Extracted records:
== == ==

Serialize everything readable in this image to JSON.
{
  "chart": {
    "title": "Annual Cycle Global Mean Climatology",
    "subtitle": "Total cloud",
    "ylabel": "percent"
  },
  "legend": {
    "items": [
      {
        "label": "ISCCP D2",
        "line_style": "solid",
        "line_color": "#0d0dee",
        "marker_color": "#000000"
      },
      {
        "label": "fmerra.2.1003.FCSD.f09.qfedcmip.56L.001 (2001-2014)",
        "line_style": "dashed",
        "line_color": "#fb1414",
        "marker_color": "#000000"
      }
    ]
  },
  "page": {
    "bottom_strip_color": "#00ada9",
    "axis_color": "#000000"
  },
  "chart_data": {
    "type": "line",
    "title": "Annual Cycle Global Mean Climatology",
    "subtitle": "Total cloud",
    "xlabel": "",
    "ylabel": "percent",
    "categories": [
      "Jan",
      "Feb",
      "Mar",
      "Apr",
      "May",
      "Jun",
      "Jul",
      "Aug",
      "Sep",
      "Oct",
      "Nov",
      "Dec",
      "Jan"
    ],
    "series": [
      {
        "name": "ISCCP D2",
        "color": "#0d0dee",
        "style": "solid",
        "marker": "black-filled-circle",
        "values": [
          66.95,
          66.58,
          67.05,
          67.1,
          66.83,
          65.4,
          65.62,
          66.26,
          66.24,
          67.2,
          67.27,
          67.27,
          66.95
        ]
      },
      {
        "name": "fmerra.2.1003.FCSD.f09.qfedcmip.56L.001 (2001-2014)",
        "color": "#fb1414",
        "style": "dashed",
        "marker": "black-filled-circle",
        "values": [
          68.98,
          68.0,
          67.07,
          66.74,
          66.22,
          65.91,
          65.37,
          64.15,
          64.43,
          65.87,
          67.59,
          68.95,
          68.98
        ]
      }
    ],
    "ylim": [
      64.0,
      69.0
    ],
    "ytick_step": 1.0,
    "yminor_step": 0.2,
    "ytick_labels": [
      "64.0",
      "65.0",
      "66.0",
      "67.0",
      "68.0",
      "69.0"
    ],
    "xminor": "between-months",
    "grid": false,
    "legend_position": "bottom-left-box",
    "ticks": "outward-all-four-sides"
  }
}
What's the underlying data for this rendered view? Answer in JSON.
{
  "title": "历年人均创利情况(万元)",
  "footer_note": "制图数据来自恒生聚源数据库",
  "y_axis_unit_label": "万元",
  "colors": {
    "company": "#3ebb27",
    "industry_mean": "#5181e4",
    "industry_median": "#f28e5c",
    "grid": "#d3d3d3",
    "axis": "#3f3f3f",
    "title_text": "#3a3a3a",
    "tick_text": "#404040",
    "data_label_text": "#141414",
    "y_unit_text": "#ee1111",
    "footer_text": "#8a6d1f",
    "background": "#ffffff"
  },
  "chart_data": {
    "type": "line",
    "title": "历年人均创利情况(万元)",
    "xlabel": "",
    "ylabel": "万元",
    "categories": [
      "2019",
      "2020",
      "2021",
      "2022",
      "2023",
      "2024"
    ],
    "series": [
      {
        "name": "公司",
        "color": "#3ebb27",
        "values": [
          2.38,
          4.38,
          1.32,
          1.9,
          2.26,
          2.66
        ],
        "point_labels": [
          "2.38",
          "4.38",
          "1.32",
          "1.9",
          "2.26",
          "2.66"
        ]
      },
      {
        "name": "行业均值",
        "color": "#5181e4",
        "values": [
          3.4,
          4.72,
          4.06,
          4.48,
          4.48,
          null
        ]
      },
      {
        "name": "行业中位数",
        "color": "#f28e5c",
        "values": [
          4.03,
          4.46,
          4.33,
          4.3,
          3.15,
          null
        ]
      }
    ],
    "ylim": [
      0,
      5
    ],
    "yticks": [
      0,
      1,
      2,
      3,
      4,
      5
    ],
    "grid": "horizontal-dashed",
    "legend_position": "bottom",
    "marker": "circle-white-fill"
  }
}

== == ==

■ Work to complete ■
Extract all of the data exactly as written.

■ Answer to this problem ■
Serialize everything readable in this image to JSON.
{
  "chart": {
    "title": "Annual Cycle Global Mean Climatology",
    "subtitle": "Total cloud",
    "ylabel": "percent"
  },
  "legend": {
    "items": [
      {
        "label": "ISCCP D2",
        "line_style": "solid",
        "line_color": "#0d0dee",
        "marker_color": "#000000"
      },
      {
        "label": "fmerra.2.1003.FCSD.f09.qfedcmip.56L.001 (2001-2014)",
        "line_style": "dashed",
        "line_color": "#fb1414",
        "marker_color": "#000000"
      }
    ]
  },
  "page": {
    "bottom_strip_color": "#00ada9",
    "axis_color": "#000000"
  },
  "chart_data": {
    "type": "line",
    "title": "Annual Cycle Global Mean Climatology",
    "subtitle": "Total cloud",
    "xlabel": "",
    "ylabel": "percent",
    "categories": [
      "Jan",
      "Feb",
      "Mar",
      "Apr",
      "May",
      "Jun",
      "Jul",
      "Aug",
      "Sep",
      "Oct",
      "Nov",
      "Dec",
      "Jan"
    ],
    "series": [
      {
        "name": "ISCCP D2",
        "color": "#0d0dee",
        "style": "solid",
        "marker": "black-filled-circle",
        "values": [
          66.95,
          66.58,
          67.05,
          67.1,
          66.83,
          65.4,
          65.62,
          66.26,
          66.24,
          67.2,
          67.27,
          67.27,
          66.95
        ]
      },
      {
        "name": "fmerra.2.1003.FCSD.f09.qfedcmip.56L.001 (2001-2014)",
        "color": "#fb1414",
        "style": "dashed",
        "marker": "black-filled-circle",
        "values": [
          68.98,
          68.0,
          67.07,
          66.74,
          66.22,
          65.91,
          65.37,
          64.15,
          64.43,
          65.87,
          67.59,
          68.95,
          68.98
        ]
      }
    ],
    "ylim": [
      64.0,
      69.0
    ],
    "ytick_step": 1.0,
    "yminor_step": 0.2,
    "ytick_labels": [
      "64.0",
      "65.0",
      "66.0",
      "67.0",
      "68.0",
      "69.0"
    ],
    "xminor": "between-months",
    "grid": false,
    "legend_position": "bottom-left-box",
    "ticks": "outward-all-four-sides"
  }
}
What's the underlying data for this rendered view? Answer in JSON.
{
  "title": "历年人均创利情况(万元)",
  "footer_note": "制图数据来自恒生聚源数据库",
  "y_axis_unit_label": "万元",
  "colors": {
    "company": "#3ebb27",
    "industry_mean": "#5181e4",
    "industry_median": "#f28e5c",
    "grid": "#d3d3d3",
    "axis": "#3f3f3f",
    "title_text": "#3a3a3a",
    "tick_text": "#404040",
    "data_label_text": "#141414",
    "y_unit_text": "#ee1111",
    "footer_text": "#8a6d1f",
    "background": "#ffffff"
  },
  "chart_data": {
    "type": "line",
    "title": "历年人均创利情况(万元)",
    "xlabel": "",
    "ylabel": "万元",
    "categories": [
      "2019",
      "2020",
      "2021",
      "2022",
      "2023",
      "2024"
    ],
    "series": [
      {
        "name": "公司",
        "color": "#3ebb27",
        "values": [
          2.38,
          4.38,
          1.32,
          1.9,
          2.26,
          2.66
        ],
        "point_labels": [
          "2.38",
          "4.38",
          "1.32",
          "1.9",
          "2.26",
          "2.66"
        ]
      },
      {
        "name": "行业均值",
        "color": "#5181e4",
        "values": [
          3.4,
          4.72,
          4.06,
          4.48,
          4.48,
          null
        ]
      },
      {
        "name": "行业中位数",
        "color": "#f28e5c",
        "values": [
          4.03,
          4.46,
          4.33,
          4.3,
          3.15,
          null
        ]
      }
    ],
    "ylim": [
      0,
      5
    ],
    "yticks": [
      0,
      1,
      2,
      3,
      4,
      5
    ],
    "grid": "horizontal-dashed",
    "legend_position": "bottom",
    "marker": "circle-white-fill"
  }
}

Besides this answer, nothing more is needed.